_Written instruction:_
Find the lines below that contain the string "Temperature". Copy each one.

_Record list:_
┌────────

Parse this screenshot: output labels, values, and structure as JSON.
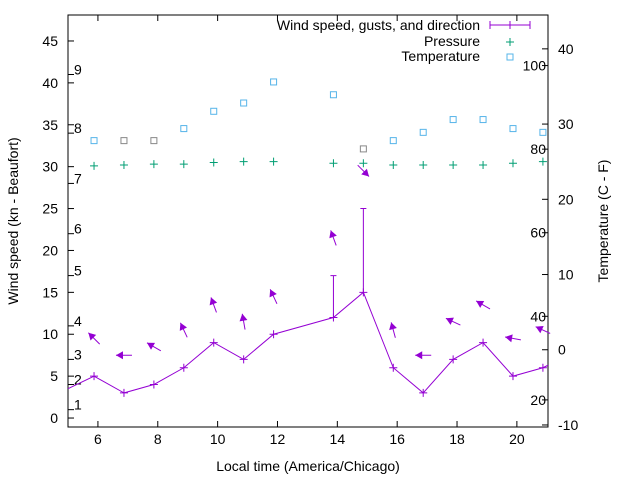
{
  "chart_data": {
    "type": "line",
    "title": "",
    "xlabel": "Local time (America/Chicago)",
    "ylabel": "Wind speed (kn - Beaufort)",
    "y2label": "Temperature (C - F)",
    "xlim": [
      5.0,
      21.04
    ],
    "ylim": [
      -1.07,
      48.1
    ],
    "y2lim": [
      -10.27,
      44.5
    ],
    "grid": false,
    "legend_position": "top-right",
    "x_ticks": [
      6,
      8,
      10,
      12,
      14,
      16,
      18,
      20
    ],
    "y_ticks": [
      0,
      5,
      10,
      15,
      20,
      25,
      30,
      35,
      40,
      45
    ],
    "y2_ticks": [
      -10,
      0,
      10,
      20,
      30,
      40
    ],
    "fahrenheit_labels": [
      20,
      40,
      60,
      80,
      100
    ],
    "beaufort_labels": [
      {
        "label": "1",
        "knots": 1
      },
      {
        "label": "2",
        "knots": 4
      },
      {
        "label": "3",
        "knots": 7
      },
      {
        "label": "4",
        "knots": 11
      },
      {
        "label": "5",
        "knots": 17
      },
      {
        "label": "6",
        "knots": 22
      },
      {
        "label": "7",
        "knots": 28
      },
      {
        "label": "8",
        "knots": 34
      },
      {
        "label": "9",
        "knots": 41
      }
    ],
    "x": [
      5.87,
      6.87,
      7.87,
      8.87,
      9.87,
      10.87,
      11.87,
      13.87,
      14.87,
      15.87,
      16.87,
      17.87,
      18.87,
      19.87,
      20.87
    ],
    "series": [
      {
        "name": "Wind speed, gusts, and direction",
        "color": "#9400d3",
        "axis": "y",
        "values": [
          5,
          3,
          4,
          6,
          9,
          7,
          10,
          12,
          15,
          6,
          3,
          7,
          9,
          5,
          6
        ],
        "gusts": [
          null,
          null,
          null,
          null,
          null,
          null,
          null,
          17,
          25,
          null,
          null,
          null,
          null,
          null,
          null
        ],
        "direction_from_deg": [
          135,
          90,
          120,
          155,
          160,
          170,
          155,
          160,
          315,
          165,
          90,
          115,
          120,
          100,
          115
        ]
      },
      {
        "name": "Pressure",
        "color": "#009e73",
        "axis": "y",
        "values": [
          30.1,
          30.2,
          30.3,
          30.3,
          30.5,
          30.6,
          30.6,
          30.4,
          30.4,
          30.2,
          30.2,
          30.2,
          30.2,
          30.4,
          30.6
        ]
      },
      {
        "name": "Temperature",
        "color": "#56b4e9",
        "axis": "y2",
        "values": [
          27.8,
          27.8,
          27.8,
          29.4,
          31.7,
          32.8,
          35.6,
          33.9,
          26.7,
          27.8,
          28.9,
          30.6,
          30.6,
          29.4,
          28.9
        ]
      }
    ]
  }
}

└────────

_Response:_
    "y2label": "Temperature (C - F)",
        "name": "Temperature",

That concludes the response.